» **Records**
_ _ _
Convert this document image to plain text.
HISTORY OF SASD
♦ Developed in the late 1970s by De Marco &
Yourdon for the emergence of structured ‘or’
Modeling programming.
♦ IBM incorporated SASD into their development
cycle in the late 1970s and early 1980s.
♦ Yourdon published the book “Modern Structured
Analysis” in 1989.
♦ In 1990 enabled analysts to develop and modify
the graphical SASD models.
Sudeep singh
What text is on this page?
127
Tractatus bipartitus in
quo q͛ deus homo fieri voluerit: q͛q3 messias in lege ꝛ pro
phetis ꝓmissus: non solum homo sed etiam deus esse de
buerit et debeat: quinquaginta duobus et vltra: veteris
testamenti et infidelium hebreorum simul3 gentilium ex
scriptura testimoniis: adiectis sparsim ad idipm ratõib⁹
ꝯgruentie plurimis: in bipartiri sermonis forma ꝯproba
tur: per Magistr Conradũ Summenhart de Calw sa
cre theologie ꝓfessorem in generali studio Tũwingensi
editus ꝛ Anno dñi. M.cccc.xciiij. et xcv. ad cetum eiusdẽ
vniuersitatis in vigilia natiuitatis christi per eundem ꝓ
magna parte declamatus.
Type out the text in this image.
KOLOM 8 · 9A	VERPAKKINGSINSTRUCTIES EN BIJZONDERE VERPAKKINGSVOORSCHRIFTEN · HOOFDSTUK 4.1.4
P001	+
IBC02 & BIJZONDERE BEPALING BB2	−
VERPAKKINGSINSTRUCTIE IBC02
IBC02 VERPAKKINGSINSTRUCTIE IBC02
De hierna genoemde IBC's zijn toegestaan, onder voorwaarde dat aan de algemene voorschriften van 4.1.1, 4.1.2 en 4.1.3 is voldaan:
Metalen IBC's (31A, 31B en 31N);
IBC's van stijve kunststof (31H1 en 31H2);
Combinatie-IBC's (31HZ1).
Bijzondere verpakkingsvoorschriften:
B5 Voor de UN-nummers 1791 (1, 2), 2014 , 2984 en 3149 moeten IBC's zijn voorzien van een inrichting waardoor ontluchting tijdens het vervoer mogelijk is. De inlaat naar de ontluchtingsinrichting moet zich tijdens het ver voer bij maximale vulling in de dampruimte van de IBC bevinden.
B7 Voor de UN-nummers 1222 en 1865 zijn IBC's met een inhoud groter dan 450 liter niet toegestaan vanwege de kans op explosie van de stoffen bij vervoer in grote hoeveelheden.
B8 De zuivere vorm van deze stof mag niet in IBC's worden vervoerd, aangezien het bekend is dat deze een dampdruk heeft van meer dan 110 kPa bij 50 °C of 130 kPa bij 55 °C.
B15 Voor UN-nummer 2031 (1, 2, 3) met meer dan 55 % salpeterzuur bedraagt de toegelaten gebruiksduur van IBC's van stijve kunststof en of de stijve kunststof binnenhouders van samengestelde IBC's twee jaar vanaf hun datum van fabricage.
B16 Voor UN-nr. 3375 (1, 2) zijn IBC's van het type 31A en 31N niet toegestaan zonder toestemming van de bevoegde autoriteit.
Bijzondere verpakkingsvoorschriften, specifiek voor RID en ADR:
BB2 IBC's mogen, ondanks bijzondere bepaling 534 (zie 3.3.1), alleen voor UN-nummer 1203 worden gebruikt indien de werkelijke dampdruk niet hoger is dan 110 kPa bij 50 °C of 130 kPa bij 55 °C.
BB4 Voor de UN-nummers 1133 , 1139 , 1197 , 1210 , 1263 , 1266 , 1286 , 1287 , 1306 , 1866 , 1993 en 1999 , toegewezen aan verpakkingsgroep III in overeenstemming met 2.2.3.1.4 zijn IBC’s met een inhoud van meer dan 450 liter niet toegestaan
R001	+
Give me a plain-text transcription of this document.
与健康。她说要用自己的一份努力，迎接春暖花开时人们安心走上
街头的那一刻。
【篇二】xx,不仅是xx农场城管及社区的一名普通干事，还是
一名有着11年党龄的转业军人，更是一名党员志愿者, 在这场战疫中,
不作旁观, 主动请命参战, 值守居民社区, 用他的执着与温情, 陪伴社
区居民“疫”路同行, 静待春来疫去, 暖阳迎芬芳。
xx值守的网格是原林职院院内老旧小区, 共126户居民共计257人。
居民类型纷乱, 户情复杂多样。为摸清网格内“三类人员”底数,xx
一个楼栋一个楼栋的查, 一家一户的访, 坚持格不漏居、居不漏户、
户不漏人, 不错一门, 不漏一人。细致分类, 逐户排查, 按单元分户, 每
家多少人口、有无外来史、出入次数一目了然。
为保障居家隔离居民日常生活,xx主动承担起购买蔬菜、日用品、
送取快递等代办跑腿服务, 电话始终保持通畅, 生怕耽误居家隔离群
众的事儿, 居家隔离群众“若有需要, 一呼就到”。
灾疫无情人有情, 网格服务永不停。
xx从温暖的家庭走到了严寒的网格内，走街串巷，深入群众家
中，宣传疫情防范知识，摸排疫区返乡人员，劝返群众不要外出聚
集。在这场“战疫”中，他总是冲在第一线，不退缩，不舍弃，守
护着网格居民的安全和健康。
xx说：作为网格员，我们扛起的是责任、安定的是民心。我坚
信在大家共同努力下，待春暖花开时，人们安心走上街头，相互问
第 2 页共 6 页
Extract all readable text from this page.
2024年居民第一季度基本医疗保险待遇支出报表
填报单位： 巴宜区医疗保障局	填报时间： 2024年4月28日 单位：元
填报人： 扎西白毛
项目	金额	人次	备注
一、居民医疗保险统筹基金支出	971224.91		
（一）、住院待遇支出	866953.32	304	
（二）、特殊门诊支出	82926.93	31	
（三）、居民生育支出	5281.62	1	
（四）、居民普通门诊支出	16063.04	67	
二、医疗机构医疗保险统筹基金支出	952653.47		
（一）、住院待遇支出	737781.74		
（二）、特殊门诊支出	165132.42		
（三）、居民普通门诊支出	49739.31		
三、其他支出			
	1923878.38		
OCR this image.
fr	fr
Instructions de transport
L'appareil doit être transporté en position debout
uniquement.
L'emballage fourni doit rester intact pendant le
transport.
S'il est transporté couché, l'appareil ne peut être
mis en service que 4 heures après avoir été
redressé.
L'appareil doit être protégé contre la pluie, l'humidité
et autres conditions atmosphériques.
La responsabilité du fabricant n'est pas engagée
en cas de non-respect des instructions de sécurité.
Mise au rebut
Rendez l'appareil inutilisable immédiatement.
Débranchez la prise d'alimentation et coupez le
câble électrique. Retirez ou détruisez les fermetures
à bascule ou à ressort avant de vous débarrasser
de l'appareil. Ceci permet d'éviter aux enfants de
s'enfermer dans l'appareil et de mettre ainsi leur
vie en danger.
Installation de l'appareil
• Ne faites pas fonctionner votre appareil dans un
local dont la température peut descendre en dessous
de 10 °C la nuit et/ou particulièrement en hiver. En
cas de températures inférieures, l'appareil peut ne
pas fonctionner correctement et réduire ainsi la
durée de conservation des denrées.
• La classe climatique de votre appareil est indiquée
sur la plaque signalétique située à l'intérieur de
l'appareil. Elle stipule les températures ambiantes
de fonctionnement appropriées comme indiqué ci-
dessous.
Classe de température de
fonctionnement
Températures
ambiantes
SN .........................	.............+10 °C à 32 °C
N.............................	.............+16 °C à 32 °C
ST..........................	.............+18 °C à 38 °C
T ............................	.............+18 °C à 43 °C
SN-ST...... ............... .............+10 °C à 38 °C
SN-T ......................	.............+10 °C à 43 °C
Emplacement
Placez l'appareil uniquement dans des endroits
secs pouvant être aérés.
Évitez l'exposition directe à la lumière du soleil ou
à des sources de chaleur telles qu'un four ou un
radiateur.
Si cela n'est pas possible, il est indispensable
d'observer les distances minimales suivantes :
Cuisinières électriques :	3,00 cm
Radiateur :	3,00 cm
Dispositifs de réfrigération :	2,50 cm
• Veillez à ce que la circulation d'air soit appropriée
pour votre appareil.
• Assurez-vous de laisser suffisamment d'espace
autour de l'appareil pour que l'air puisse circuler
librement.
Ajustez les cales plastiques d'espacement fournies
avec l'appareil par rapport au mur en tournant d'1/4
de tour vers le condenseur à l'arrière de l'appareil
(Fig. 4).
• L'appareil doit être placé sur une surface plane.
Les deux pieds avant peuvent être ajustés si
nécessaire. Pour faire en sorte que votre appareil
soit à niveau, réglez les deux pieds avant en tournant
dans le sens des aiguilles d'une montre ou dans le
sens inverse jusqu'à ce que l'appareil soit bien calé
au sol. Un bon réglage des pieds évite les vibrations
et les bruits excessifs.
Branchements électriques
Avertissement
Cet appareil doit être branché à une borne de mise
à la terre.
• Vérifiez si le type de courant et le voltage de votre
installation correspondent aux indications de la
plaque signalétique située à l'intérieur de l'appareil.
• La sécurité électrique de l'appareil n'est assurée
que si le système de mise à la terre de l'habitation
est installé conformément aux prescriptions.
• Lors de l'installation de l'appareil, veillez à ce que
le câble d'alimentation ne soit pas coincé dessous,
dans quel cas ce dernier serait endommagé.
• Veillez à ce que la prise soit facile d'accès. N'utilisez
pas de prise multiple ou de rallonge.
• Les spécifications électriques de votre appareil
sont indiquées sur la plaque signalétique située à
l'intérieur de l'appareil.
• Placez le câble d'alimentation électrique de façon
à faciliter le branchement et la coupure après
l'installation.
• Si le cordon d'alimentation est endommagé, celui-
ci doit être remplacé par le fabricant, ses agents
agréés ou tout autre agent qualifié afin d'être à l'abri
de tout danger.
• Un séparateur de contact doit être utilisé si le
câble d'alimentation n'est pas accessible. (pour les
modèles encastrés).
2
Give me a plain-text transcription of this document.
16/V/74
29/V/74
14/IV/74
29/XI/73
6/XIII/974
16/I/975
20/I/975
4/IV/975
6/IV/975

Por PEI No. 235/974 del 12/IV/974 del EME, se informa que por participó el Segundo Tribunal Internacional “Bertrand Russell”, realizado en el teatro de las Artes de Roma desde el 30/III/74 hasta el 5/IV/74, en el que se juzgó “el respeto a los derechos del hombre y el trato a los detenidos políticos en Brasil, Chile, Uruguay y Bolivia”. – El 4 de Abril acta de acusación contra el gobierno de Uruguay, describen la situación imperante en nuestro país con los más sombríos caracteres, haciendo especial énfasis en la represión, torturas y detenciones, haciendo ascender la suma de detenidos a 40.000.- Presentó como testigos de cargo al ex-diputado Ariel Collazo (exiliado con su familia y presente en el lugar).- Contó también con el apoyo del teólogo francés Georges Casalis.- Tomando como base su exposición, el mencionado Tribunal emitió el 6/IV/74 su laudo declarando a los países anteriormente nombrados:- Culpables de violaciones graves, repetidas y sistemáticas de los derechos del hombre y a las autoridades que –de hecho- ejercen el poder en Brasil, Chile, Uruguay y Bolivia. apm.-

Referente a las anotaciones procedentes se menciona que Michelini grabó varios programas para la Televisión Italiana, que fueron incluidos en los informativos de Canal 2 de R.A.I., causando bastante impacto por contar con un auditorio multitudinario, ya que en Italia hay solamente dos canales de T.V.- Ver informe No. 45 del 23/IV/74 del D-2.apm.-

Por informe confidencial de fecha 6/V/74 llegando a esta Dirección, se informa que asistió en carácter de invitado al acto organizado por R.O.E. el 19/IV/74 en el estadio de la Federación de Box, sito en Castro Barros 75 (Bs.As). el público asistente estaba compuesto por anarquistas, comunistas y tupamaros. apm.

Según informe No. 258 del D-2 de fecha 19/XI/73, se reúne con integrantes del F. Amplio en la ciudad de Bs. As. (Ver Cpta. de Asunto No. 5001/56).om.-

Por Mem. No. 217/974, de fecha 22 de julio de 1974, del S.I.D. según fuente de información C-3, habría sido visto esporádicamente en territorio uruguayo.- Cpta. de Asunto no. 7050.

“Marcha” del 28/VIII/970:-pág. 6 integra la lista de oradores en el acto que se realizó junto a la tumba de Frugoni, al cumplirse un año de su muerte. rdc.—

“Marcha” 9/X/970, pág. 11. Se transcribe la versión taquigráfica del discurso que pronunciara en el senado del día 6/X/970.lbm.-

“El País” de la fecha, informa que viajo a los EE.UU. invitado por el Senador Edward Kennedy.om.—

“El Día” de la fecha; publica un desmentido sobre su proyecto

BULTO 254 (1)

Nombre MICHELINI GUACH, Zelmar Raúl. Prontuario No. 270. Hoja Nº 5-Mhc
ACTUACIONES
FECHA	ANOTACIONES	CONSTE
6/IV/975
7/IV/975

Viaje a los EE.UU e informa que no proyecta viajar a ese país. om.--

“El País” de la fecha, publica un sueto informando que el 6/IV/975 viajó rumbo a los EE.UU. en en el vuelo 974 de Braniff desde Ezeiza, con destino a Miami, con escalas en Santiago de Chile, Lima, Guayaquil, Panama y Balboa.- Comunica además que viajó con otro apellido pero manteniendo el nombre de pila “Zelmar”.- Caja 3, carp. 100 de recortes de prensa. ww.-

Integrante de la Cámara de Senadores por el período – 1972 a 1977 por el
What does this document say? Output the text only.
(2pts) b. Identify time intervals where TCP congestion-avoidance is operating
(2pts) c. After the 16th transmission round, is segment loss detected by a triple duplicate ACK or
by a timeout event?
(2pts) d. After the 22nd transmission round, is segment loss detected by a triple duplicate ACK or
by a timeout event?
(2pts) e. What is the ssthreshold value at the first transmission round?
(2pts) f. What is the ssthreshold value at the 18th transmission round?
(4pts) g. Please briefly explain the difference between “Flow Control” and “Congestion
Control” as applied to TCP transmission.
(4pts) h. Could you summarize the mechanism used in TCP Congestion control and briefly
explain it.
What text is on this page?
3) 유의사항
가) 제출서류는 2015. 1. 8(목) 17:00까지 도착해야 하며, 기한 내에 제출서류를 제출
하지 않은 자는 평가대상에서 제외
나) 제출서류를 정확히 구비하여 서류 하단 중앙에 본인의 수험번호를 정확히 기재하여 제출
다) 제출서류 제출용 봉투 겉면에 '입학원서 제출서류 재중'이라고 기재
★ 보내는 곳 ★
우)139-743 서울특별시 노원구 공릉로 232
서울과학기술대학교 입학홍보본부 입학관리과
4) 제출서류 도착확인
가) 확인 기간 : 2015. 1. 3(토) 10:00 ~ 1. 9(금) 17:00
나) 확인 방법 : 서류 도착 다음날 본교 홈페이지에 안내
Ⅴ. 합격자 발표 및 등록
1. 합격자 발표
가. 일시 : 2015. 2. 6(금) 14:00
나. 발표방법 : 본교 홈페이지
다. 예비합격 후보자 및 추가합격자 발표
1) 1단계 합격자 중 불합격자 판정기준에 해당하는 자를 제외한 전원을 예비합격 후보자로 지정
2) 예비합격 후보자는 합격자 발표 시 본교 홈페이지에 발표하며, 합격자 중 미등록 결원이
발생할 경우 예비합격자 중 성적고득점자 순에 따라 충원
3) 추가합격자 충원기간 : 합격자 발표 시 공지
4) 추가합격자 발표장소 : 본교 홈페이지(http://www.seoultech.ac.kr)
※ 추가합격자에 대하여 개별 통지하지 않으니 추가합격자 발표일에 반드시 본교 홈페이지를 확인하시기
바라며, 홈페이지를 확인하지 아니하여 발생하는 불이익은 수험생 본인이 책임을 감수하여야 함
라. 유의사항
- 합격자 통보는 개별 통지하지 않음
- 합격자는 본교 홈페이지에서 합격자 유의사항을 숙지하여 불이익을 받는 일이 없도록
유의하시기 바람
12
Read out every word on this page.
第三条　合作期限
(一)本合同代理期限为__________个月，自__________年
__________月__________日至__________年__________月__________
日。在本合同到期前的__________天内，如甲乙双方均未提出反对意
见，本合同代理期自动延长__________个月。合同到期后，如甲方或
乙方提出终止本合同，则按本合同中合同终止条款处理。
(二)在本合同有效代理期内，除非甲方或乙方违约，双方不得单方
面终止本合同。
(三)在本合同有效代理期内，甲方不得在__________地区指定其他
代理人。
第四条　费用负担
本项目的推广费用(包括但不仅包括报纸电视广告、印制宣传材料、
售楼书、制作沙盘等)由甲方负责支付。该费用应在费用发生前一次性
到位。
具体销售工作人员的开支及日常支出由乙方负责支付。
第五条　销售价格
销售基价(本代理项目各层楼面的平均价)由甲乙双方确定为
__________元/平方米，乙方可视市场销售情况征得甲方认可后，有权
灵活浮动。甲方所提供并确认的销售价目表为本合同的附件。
_ _ _
» **STATED EXERCISE**
Pick out and copy every line that contains the word "통지하지".

» **OUTPUT**
※ 추가합격자에 대하여 개별 통지하지 않으니 추가합격자 발표일에 반드시 본교 홈페이지를 확인하시기
- 합격자 통보는 개별 통지하지 않음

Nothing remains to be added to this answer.